Go through the listing and set it down exactly, leaving out its pictures.

· · ·

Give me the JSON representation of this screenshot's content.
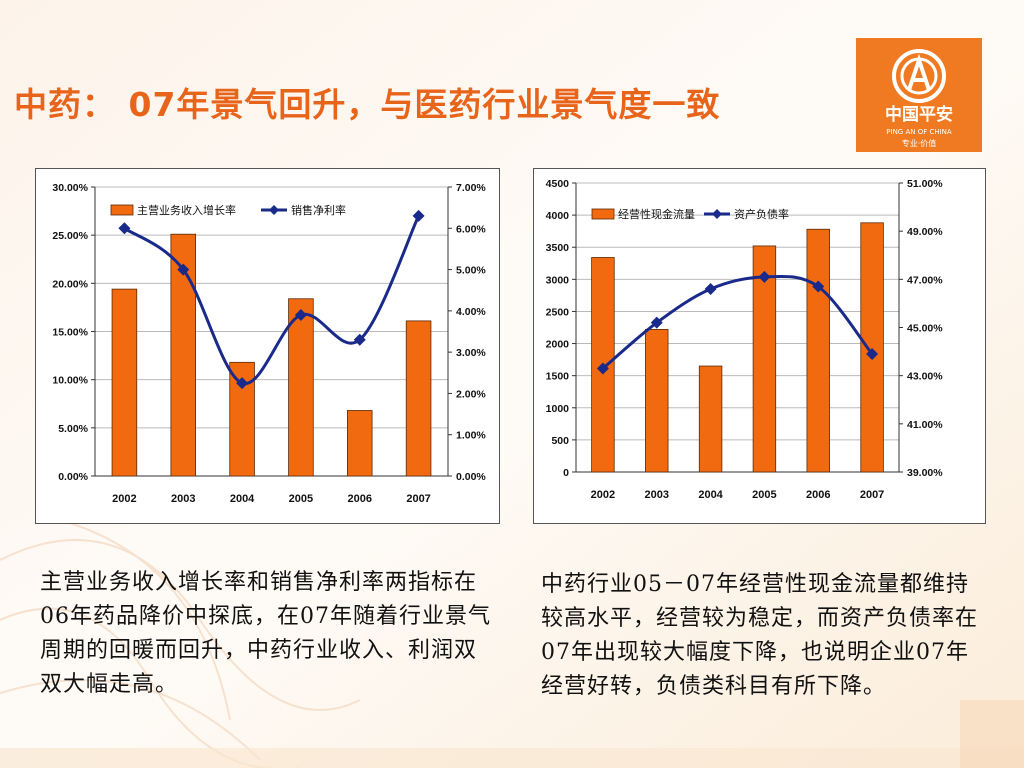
{
  "slide": {
    "title": "中药： 07年景气回升，与医药行业景气度一致",
    "logo": {
      "name": "中国平安",
      "english": "PING AN OF CHINA",
      "slogan": "专业·价值"
    },
    "caption_left": "主营业务收入增长率和销售净利率两指标在06年药品降价中探底，在07年随着行业景气周期的回暖而回升，中药行业收入、利润双双大幅走高。",
    "caption_right": "中药行业05－07年经营性现金流量都维持较高水平，经营较为稳定，而资产负债率在07年出现较大幅度下降，也说明企业07年经营好转，负债类科目有所下降。"
  },
  "colors": {
    "title": "#e8641b",
    "bar": "#f26a10",
    "bar_edge": "#5a2a08",
    "line": "#1a2a8a",
    "logo_bg": "#f07a22"
  },
  "chart_data": [
    {
      "type": "bar",
      "categories": [
        "2002",
        "2003",
        "2004",
        "2005",
        "2006",
        "2007"
      ],
      "series": [
        {
          "name": "主营业务收入增长率",
          "kind": "bar",
          "axis": "left",
          "values": [
            0.194,
            0.251,
            0.118,
            0.184,
            0.068,
            0.161
          ]
        },
        {
          "name": "销售净利率",
          "kind": "line",
          "axis": "right",
          "values": [
            0.06,
            0.05,
            0.0225,
            0.039,
            0.033,
            0.063
          ]
        }
      ],
      "left_axis": {
        "ylim": [
          0,
          0.3
        ],
        "ticks": [
          "0.00%",
          "5.00%",
          "10.00%",
          "15.00%",
          "20.00%",
          "25.00%",
          "30.00%"
        ]
      },
      "right_axis": {
        "ylim": [
          0,
          0.07
        ],
        "ticks": [
          "0.00%",
          "1.00%",
          "2.00%",
          "3.00%",
          "4.00%",
          "5.00%",
          "6.00%",
          "7.00%"
        ]
      },
      "grid": true,
      "legend": "top-left"
    },
    {
      "type": "bar",
      "categories": [
        "2002",
        "2003",
        "2004",
        "2005",
        "2006",
        "2007"
      ],
      "series": [
        {
          "name": "经营性现金流量",
          "kind": "bar",
          "axis": "left",
          "values": [
            3340,
            2220,
            1650,
            3520,
            3780,
            3880
          ]
        },
        {
          "name": "资产负债率",
          "kind": "line",
          "axis": "right",
          "values": [
            0.433,
            0.452,
            0.466,
            0.471,
            0.467,
            0.439
          ]
        }
      ],
      "left_axis": {
        "ylim": [
          0,
          4500
        ],
        "ticks": [
          "0",
          "500",
          "1000",
          "1500",
          "2000",
          "2500",
          "3000",
          "3500",
          "4000",
          "4500"
        ]
      },
      "right_axis": {
        "ylim": [
          0.39,
          0.51
        ],
        "ticks": [
          "39.00%",
          "41.00%",
          "43.00%",
          "45.00%",
          "47.00%",
          "49.00%",
          "51.00%"
        ]
      },
      "grid": true,
      "legend": "top-left"
    }
  ]
}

· · ·

### Answer to the problem:
Give me the JSON representation of this screenshot's content.
{
  "slide": {
    "title": "中药： 07年景气回升，与医药行业景气度一致",
    "logo": {
      "name": "中国平安",
      "english": "PING AN OF CHINA",
      "slogan": "专业·价值"
    },
    "caption_left": "主营业务收入增长率和销售净利率两指标在06年药品降价中探底，在07年随着行业景气周期的回暖而回升，中药行业收入、利润双双大幅走高。",
    "caption_right": "中药行业05－07年经营性现金流量都维持较高水平，经营较为稳定，而资产负债率在07年出现较大幅度下降，也说明企业07年经营好转，负债类科目有所下降。"
  },
  "colors": {
    "title": "#e8641b",
    "bar": "#f26a10",
    "bar_edge": "#5a2a08",
    "line": "#1a2a8a",
    "logo_bg": "#f07a22"
  },
  "chart_data": [
    {
      "type": "bar",
      "categories": [
        "2002",
        "2003",
        "2004",
        "2005",
        "2006",
        "2007"
      ],
      "series": [
        {
          "name": "主营业务收入增长率",
          "kind": "bar",
          "axis": "left",
          "values": [
            0.194,
            0.251,
            0.118,
            0.184,
            0.068,
            0.161
          ]
        },
        {
          "name": "销售净利率",
          "kind": "line",
          "axis": "right",
          "values": [
            0.06,
            0.05,
            0.0225,
            0.039,
            0.033,
            0.063
          ]
        }
      ],
      "left_axis": {
        "ylim": [
          0,
          0.3
        ],
        "ticks": [
          "0.00%",
          "5.00%",
          "10.00%",
          "15.00%",
          "20.00%",
          "25.00%",
          "30.00%"
        ]
      },
      "right_axis": {
        "ylim": [
          0,
          0.07
        ],
        "ticks": [
          "0.00%",
          "1.00%",
          "2.00%",
          "3.00%",
          "4.00%",
          "5.00%",
          "6.00%",
          "7.00%"
        ]
      },
      "grid": true,
      "legend": "top-left"
    },
    {
      "type": "bar",
      "categories": [
        "2002",
        "2003",
        "2004",
        "2005",
        "2006",
        "2007"
      ],
      "series": [
        {
          "name": "经营性现金流量",
          "kind": "bar",
          "axis": "left",
          "values": [
            3340,
            2220,
            1650,
            3520,
            3780,
            3880
          ]
        },
        {
          "name": "资产负债率",
          "kind": "line",
          "axis": "right",
          "values": [
            0.433,
            0.452,
            0.466,
            0.471,
            0.467,
            0.439
          ]
        }
      ],
      "left_axis": {
        "ylim": [
          0,
          4500
        ],
        "ticks": [
          "0",
          "500",
          "1000",
          "1500",
          "2000",
          "2500",
          "3000",
          "3500",
          "4000",
          "4500"
        ]
      },
      "right_axis": {
        "ylim": [
          0.39,
          0.51
        ],
        "ticks": [
          "39.00%",
          "41.00%",
          "43.00%",
          "45.00%",
          "47.00%",
          "49.00%",
          "51.00%"
        ]
      },
      "grid": true,
      "legend": "top-left"
    }
  ]
}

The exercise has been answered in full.